### To be done
Reproduce each line bearing the word "Frequency".

### Data section
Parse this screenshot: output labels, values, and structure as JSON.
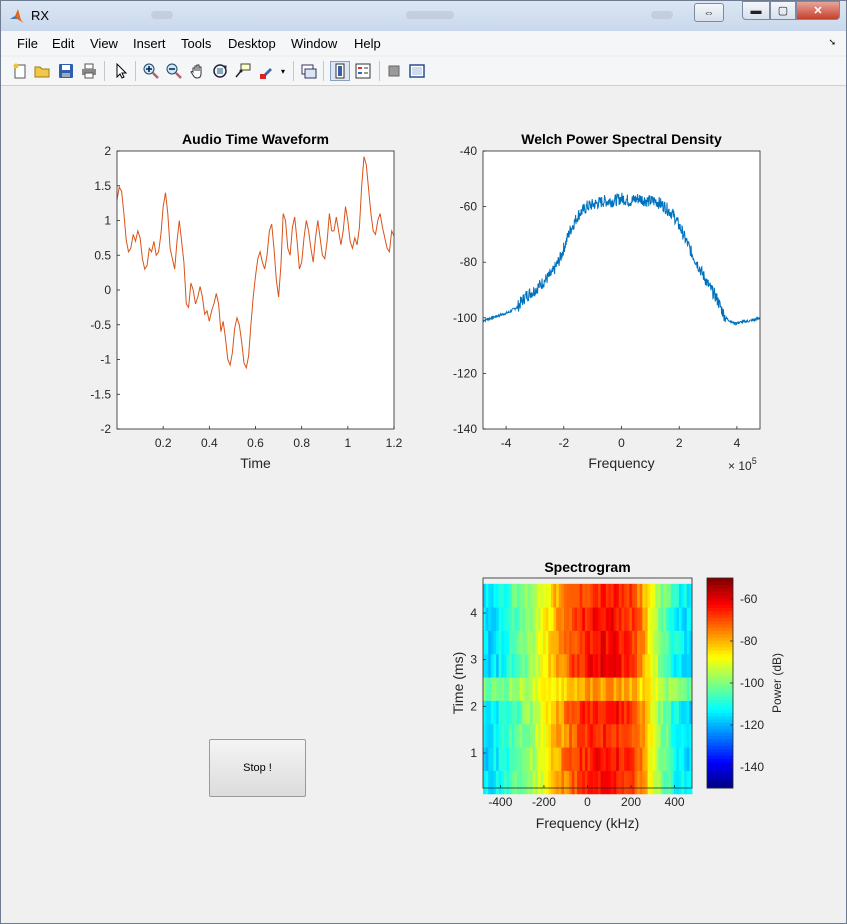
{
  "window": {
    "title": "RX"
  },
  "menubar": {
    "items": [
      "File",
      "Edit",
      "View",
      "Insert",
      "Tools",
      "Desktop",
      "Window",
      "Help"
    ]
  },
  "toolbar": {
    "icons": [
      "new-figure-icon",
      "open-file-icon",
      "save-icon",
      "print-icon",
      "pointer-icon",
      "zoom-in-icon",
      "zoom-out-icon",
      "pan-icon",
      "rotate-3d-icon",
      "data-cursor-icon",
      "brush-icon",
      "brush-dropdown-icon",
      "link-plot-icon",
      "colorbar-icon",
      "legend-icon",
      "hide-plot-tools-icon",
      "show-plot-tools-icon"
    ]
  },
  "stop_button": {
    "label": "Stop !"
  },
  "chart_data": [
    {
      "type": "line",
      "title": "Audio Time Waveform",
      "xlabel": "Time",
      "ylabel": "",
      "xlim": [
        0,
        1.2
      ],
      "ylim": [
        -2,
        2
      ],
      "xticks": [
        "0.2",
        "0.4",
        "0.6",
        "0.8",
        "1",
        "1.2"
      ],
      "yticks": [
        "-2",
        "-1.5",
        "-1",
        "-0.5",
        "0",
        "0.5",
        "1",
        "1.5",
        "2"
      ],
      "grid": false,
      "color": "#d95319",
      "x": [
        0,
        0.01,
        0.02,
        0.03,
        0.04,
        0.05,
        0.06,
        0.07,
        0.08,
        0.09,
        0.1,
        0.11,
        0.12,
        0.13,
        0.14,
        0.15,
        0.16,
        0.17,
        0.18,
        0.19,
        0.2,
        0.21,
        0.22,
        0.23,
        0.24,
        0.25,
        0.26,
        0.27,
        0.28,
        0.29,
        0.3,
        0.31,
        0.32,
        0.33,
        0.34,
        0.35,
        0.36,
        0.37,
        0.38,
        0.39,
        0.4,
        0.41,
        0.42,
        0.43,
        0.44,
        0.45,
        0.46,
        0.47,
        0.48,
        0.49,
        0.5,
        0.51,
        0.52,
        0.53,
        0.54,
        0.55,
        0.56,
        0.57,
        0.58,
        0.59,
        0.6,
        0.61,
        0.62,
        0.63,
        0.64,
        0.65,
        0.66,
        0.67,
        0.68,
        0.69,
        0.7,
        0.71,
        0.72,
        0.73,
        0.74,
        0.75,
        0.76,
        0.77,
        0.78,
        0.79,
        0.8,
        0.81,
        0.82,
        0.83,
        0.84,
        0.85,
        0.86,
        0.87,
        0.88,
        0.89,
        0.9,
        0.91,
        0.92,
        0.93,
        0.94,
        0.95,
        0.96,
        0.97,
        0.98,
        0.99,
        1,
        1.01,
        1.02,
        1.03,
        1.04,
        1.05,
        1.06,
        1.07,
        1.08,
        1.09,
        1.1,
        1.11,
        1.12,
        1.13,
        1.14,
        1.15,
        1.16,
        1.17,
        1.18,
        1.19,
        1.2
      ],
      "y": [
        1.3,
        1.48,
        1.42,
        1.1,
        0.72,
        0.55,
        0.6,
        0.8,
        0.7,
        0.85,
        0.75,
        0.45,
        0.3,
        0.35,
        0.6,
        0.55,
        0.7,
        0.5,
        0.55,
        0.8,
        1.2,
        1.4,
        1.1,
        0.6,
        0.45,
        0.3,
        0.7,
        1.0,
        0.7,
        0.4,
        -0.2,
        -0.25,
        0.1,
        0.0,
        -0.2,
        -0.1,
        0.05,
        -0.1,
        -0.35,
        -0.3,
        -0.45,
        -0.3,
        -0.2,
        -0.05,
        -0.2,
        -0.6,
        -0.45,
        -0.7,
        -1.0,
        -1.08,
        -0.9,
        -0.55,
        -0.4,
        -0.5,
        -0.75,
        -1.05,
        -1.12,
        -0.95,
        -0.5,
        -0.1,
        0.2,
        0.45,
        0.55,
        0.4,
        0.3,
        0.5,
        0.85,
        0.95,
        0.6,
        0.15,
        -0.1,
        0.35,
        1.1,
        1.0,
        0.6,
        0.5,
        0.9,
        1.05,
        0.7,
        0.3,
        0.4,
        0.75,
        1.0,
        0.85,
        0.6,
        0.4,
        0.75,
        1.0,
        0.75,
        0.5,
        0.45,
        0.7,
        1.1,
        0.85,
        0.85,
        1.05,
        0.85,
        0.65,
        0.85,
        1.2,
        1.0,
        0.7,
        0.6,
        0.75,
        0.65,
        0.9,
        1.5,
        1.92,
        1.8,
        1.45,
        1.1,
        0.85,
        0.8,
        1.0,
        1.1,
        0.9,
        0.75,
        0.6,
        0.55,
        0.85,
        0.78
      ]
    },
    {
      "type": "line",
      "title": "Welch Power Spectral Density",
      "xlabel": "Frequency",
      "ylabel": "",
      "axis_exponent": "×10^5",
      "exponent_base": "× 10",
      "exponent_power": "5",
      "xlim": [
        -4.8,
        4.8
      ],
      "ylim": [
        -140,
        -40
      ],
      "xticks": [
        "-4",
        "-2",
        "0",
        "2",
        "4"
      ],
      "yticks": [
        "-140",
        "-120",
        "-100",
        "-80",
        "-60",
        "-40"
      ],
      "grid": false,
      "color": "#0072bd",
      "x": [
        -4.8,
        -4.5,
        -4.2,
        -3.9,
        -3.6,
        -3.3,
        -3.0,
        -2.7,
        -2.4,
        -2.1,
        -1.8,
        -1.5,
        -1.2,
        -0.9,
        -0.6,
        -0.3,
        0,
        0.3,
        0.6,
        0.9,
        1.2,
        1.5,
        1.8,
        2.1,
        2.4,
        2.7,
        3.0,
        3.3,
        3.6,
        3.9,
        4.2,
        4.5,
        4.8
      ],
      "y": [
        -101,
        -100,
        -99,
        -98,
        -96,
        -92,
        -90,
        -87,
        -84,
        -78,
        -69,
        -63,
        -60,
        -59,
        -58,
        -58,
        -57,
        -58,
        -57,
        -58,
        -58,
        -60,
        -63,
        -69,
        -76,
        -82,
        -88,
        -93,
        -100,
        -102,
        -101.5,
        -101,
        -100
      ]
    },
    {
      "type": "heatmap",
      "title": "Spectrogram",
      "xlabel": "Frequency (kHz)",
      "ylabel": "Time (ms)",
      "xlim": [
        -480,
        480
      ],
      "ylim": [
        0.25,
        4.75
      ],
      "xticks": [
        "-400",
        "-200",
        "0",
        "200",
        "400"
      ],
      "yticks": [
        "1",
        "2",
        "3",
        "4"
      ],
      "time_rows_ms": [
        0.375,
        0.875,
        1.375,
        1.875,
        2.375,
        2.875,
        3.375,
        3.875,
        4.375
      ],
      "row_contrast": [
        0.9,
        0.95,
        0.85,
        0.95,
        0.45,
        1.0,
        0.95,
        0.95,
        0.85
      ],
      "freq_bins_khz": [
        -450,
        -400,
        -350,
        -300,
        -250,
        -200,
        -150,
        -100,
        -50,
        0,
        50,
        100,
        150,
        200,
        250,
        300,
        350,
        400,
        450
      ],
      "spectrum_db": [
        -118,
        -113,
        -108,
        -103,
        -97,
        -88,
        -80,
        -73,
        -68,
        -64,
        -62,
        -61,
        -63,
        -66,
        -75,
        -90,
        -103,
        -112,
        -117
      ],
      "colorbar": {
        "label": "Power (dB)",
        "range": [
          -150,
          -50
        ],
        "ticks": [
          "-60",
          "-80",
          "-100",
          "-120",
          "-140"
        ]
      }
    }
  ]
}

### Correct output
      "xlabel": "Frequency",
      "xlabel": "Frequency (kHz)",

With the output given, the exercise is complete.